- Work instructions -
Show every line in the records below that contains the word "marker".

Data items:
* BEGIN *
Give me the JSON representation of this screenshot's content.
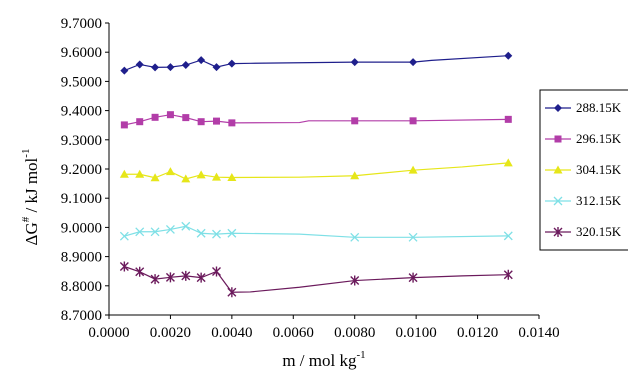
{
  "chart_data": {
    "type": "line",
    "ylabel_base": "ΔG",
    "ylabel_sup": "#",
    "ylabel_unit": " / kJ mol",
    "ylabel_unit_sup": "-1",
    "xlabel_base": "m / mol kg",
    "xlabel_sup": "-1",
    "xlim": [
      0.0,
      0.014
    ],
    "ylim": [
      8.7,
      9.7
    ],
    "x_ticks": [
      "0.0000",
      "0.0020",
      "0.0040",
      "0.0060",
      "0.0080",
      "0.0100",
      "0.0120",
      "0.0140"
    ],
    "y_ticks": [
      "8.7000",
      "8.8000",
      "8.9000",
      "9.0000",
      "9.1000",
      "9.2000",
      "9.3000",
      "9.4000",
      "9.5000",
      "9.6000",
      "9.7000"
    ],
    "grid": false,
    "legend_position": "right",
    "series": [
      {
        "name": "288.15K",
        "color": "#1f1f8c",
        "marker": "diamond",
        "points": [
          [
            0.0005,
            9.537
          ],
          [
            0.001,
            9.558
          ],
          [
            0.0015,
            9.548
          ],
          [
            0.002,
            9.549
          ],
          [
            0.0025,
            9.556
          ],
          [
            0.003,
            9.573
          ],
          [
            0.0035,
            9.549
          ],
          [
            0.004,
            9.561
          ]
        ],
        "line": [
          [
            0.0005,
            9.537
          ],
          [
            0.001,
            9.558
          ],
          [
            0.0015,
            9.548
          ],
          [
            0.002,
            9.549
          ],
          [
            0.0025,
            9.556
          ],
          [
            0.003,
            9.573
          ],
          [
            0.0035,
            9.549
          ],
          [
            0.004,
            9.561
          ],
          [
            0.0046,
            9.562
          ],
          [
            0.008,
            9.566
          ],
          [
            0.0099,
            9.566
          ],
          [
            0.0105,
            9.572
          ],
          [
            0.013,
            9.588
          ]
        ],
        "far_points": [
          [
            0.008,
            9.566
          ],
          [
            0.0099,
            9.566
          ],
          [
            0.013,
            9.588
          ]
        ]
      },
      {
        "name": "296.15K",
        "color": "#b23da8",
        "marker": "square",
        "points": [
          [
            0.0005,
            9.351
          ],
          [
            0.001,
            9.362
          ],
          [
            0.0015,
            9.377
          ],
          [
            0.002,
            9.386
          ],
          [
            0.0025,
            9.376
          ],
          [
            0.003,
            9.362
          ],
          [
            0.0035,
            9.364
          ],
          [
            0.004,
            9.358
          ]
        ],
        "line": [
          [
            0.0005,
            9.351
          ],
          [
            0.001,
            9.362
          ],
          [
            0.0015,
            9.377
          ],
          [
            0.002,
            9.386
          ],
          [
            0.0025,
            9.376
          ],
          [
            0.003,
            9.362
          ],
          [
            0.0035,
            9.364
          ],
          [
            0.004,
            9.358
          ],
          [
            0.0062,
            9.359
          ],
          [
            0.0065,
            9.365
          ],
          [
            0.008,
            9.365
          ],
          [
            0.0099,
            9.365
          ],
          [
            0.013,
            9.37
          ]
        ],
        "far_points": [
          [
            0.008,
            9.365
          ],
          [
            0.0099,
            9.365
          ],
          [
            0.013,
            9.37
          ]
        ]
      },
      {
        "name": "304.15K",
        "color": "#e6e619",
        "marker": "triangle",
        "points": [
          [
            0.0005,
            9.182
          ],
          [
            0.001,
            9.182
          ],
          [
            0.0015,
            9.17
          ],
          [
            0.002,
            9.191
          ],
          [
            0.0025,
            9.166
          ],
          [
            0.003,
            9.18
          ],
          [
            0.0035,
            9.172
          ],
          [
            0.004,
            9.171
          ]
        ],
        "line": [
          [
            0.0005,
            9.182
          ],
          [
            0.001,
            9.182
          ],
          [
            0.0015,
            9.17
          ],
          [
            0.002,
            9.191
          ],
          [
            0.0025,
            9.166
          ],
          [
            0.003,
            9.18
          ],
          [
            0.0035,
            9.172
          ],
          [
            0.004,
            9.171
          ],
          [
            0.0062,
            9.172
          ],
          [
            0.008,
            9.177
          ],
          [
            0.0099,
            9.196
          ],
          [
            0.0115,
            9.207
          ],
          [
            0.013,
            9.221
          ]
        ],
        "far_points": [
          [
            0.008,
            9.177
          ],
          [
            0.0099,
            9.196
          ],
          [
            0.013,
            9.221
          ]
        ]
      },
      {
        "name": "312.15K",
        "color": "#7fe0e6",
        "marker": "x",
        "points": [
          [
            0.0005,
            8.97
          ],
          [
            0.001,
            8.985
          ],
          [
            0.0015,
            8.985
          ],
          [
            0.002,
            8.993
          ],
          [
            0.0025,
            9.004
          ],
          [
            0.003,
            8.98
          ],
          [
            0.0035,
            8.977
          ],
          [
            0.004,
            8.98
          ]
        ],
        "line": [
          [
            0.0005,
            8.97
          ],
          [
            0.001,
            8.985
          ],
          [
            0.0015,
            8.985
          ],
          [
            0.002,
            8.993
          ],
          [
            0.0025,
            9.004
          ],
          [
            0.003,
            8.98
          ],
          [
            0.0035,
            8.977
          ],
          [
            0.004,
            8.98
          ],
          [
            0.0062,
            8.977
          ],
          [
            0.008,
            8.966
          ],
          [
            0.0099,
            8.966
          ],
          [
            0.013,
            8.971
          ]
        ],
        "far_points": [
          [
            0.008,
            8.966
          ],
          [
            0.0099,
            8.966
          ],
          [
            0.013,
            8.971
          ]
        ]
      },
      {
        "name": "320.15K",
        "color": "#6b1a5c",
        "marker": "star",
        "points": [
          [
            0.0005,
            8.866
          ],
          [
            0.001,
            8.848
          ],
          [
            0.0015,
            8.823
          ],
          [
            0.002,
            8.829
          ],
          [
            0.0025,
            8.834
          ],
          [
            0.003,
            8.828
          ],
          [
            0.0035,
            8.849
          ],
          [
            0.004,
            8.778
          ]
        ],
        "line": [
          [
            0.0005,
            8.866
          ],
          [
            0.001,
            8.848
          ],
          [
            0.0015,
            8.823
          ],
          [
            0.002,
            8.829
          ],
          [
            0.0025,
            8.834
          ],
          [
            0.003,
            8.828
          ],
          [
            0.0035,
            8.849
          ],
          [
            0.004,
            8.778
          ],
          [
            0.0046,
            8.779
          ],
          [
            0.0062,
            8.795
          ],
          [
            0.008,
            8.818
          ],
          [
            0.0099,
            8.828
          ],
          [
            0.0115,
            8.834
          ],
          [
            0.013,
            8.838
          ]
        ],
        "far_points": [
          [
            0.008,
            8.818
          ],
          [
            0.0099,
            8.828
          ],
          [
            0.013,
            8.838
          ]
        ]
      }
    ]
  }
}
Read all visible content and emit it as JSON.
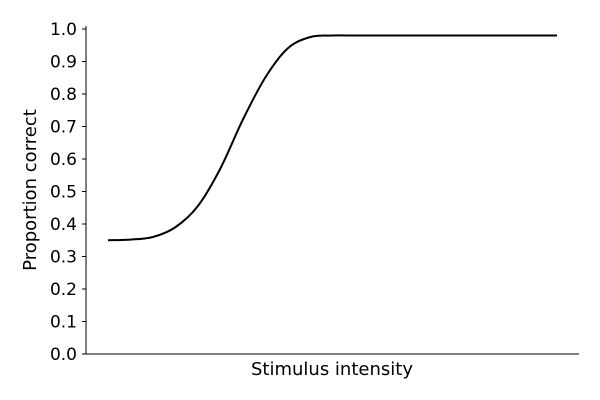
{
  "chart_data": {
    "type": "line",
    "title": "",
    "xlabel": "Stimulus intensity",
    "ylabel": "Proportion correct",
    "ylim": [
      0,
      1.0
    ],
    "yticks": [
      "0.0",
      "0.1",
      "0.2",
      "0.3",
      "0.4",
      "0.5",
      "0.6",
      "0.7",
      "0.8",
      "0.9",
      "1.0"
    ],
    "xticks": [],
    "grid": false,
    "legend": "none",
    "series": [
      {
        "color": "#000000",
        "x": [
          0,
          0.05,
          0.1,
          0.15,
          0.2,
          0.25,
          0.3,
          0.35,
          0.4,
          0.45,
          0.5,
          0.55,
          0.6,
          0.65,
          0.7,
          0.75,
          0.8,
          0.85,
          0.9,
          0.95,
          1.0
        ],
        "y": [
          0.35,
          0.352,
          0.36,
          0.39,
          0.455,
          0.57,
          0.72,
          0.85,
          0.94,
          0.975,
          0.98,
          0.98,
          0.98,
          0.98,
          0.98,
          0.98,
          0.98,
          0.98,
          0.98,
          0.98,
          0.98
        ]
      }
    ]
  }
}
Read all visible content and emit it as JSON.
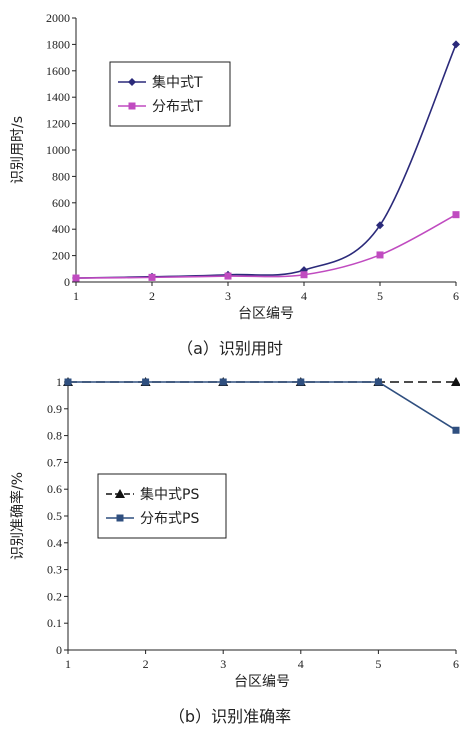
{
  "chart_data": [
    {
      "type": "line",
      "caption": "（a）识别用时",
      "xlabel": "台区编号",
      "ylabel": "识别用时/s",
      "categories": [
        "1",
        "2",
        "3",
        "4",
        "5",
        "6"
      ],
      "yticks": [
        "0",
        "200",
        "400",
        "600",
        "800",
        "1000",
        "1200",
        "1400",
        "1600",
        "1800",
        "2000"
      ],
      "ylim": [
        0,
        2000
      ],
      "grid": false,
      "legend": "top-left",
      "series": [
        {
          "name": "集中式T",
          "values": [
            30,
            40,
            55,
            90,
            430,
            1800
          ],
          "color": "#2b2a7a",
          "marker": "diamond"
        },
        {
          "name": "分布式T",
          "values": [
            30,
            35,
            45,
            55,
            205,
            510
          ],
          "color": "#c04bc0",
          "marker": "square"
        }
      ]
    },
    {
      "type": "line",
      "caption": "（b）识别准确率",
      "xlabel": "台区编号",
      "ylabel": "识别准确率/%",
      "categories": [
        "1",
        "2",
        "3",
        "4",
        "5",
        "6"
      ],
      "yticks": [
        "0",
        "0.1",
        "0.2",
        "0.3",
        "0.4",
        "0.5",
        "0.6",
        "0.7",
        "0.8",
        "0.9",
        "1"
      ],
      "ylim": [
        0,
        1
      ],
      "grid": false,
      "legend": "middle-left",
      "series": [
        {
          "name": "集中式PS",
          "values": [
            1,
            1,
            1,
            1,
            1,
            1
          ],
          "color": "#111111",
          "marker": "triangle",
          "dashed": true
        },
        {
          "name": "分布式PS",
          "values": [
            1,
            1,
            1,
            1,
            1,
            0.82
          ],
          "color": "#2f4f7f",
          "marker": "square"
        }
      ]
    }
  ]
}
* END *
- Solved problem -
        "marker": "diamond",
        "marker": "square",
        "marker": "triangle",
        "marker": "x",
        "marker": "star",
          "marker": "diamond"
          "marker": "square"
          "marker": "triangle",
          "marker": "square"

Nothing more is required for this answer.